--- start of Provided records ---
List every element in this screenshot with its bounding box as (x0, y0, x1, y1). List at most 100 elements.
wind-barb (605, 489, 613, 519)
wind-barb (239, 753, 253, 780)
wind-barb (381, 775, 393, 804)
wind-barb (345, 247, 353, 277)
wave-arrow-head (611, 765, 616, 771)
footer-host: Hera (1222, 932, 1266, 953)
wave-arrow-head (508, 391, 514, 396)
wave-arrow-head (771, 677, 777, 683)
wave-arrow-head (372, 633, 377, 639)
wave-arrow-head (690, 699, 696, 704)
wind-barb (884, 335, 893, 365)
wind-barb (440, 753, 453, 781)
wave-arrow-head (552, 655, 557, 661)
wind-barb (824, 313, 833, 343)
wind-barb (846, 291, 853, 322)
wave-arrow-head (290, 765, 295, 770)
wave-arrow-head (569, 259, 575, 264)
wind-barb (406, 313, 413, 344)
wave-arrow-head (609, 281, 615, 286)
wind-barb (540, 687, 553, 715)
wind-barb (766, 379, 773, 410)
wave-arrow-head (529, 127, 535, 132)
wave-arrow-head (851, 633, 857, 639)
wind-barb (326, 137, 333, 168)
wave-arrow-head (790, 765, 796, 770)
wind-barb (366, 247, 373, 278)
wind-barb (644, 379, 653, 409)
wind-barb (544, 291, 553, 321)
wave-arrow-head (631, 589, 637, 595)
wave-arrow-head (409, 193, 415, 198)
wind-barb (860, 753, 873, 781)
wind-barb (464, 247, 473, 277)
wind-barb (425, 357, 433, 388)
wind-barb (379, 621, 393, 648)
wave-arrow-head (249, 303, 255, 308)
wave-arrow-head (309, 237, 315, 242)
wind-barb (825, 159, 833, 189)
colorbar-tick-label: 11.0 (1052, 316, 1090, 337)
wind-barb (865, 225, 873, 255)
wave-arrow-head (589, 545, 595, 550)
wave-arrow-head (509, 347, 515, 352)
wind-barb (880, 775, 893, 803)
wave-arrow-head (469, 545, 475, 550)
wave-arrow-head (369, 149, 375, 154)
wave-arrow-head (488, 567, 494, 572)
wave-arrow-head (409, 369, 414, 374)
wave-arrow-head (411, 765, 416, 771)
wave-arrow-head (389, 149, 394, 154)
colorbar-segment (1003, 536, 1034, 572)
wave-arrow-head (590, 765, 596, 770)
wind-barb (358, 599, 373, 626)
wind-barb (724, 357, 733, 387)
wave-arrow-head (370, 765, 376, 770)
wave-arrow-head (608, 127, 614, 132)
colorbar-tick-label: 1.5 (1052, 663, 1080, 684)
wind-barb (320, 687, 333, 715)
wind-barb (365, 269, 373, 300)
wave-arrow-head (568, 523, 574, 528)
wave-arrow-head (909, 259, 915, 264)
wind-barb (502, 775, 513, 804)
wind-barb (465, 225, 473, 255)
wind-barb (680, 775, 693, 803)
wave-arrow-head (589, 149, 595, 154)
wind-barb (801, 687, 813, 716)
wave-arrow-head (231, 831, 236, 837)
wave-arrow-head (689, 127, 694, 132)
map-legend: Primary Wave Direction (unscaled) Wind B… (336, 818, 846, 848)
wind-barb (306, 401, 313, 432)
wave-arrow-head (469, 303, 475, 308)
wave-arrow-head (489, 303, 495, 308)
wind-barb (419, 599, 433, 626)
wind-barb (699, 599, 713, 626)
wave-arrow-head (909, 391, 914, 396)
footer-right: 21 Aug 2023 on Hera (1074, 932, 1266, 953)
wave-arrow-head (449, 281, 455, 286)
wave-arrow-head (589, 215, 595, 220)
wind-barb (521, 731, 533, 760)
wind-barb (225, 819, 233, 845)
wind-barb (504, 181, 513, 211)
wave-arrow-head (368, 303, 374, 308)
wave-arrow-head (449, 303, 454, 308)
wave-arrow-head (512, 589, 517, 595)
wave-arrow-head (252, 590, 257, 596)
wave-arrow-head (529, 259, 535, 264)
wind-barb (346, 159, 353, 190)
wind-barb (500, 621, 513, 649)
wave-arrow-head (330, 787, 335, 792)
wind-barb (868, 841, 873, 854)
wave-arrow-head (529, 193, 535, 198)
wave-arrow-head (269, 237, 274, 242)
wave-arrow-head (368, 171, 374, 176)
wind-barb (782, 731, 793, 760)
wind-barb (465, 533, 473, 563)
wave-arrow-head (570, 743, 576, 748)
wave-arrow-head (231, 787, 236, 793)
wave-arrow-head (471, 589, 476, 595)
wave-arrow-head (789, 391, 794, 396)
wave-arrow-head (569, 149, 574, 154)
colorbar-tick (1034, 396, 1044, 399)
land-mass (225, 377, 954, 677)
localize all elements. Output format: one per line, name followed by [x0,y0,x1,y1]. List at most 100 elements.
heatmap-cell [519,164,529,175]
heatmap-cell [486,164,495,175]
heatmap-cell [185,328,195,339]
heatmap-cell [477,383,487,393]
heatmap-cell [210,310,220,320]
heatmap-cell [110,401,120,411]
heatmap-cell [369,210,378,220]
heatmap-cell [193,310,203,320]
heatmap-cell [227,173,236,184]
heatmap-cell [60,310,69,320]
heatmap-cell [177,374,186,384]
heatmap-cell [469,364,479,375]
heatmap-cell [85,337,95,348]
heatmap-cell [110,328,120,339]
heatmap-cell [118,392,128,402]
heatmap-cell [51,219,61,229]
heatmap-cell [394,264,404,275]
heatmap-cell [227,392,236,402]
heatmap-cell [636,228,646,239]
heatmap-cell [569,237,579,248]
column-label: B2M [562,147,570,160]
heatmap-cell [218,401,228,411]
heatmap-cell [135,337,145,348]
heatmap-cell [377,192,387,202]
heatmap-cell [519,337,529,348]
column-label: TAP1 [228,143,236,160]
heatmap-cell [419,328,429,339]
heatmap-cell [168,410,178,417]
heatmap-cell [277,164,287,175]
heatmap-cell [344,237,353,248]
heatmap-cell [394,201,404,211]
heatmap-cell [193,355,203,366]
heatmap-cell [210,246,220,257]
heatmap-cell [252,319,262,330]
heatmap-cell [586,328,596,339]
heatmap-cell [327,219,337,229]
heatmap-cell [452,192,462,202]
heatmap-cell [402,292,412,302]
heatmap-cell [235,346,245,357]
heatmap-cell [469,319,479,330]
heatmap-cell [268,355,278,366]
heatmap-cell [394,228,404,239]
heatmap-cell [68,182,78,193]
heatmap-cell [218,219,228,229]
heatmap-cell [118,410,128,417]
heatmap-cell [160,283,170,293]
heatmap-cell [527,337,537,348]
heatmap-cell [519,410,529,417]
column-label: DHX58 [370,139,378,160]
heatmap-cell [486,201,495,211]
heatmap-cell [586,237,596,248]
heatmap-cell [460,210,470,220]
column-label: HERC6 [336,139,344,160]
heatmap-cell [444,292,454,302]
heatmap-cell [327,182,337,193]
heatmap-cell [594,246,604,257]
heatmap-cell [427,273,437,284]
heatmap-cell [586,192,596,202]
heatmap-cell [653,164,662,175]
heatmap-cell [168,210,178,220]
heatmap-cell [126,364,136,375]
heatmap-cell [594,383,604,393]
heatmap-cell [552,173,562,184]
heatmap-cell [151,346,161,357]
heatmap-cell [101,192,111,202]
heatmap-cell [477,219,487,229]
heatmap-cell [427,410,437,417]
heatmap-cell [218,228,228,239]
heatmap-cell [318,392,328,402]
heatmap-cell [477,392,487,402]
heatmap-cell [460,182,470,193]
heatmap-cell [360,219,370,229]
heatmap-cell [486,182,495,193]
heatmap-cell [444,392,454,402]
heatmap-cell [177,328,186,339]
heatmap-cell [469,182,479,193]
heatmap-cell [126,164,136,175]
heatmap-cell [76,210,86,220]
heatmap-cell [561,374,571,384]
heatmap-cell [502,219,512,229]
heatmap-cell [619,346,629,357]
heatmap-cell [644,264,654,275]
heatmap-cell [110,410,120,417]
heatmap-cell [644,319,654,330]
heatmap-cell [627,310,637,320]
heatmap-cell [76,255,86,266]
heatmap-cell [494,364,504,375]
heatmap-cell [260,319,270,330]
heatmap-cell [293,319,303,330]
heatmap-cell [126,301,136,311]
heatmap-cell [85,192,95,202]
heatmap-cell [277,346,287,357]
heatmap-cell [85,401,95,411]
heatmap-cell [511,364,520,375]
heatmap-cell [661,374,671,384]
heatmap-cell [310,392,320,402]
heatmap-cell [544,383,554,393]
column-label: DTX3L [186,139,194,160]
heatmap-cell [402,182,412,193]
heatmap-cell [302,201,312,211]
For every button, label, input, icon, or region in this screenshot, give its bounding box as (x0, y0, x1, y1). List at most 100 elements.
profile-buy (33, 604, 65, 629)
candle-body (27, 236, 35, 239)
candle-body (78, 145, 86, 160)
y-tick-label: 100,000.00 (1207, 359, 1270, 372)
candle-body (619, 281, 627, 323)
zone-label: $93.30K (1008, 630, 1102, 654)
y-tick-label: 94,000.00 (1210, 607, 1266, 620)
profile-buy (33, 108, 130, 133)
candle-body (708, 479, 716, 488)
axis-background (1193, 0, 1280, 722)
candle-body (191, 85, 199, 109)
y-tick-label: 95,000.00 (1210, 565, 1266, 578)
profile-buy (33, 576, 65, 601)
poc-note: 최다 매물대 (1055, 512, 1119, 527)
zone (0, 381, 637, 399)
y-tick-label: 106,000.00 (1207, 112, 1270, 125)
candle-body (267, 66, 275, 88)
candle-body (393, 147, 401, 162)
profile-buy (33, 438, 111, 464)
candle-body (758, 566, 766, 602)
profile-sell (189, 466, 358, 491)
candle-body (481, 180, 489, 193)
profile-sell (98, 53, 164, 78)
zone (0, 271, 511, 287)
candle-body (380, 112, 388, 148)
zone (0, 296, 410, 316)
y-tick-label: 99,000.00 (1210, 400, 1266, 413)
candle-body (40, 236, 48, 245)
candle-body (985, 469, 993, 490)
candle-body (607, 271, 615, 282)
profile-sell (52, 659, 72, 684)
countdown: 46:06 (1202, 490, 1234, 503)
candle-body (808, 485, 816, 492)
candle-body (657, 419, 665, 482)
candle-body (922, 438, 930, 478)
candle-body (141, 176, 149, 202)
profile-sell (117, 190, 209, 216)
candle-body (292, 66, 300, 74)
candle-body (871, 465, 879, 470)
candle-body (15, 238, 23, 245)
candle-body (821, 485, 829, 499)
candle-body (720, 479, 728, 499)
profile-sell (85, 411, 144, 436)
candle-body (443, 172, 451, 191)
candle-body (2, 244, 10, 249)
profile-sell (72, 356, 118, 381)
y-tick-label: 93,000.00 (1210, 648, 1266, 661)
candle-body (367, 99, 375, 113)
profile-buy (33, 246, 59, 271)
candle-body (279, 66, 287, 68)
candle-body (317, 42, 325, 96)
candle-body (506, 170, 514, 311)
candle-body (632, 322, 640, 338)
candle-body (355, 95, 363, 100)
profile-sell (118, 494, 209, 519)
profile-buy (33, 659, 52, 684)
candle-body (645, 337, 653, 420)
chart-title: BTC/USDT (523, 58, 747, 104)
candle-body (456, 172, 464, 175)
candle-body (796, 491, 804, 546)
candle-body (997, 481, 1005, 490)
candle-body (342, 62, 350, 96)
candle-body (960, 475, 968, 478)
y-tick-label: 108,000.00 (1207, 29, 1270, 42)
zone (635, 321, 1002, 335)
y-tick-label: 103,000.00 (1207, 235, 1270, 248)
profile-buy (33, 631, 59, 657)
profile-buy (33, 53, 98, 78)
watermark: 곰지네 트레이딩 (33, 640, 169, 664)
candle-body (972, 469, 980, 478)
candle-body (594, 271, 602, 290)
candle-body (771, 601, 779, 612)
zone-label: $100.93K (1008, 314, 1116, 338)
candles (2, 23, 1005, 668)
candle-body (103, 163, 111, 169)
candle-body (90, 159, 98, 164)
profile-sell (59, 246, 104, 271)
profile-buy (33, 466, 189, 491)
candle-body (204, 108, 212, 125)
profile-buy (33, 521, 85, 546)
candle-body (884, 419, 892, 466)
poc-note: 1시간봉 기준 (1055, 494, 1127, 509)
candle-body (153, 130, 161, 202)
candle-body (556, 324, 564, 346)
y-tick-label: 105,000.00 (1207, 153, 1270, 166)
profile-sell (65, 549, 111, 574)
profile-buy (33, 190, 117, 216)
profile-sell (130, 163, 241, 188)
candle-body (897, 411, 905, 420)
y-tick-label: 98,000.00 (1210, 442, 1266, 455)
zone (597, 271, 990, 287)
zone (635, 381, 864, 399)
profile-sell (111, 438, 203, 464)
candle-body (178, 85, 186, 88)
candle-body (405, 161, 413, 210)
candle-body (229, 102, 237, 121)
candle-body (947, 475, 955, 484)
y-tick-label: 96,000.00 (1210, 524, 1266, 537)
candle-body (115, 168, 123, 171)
--- end of Provided records ---
● Required work: Reproduce the listing above, starting with its first line and going on through the line with "wave-arrow-head (488, 567, 494, 572)", but swap every "wind-barb" for "barb-symbol" and leave all else as it is.

● Full response:
List every element in this screenshot with its bounding box as (x0, y0, x1, y1). List at most 100 elements.
barb-symbol (605, 489, 613, 519)
barb-symbol (239, 753, 253, 780)
barb-symbol (381, 775, 393, 804)
barb-symbol (345, 247, 353, 277)
wave-arrow-head (611, 765, 616, 771)
footer-host: Hera (1222, 932, 1266, 953)
wave-arrow-head (508, 391, 514, 396)
wave-arrow-head (771, 677, 777, 683)
wave-arrow-head (372, 633, 377, 639)
wave-arrow-head (690, 699, 696, 704)
barb-symbol (884, 335, 893, 365)
barb-symbol (440, 753, 453, 781)
wave-arrow-head (552, 655, 557, 661)
barb-symbol (824, 313, 833, 343)
barb-symbol (846, 291, 853, 322)
wave-arrow-head (290, 765, 295, 770)
wave-arrow-head (569, 259, 575, 264)
barb-symbol (406, 313, 413, 344)
wave-arrow-head (609, 281, 615, 286)
barb-symbol (540, 687, 553, 715)
barb-symbol (766, 379, 773, 410)
wave-arrow-head (529, 127, 535, 132)
wave-arrow-head (851, 633, 857, 639)
barb-symbol (326, 137, 333, 168)
wave-arrow-head (790, 765, 796, 770)
barb-symbol (366, 247, 373, 278)
barb-symbol (644, 379, 653, 409)
barb-symbol (544, 291, 553, 321)
wave-arrow-head (631, 589, 637, 595)
wave-arrow-head (409, 193, 415, 198)
barb-symbol (860, 753, 873, 781)
barb-symbol (464, 247, 473, 277)
barb-symbol (425, 357, 433, 388)
barb-symbol (379, 621, 393, 648)
wave-arrow-head (249, 303, 255, 308)
wave-arrow-head (309, 237, 315, 242)
barb-symbol (825, 159, 833, 189)
colorbar-tick-label: 11.0 (1052, 316, 1090, 337)
barb-symbol (865, 225, 873, 255)
wave-arrow-head (589, 545, 595, 550)
wave-arrow-head (509, 347, 515, 352)
barb-symbol (880, 775, 893, 803)
wave-arrow-head (469, 545, 475, 550)
wave-arrow-head (369, 149, 375, 154)
wave-arrow-head (488, 567, 494, 572)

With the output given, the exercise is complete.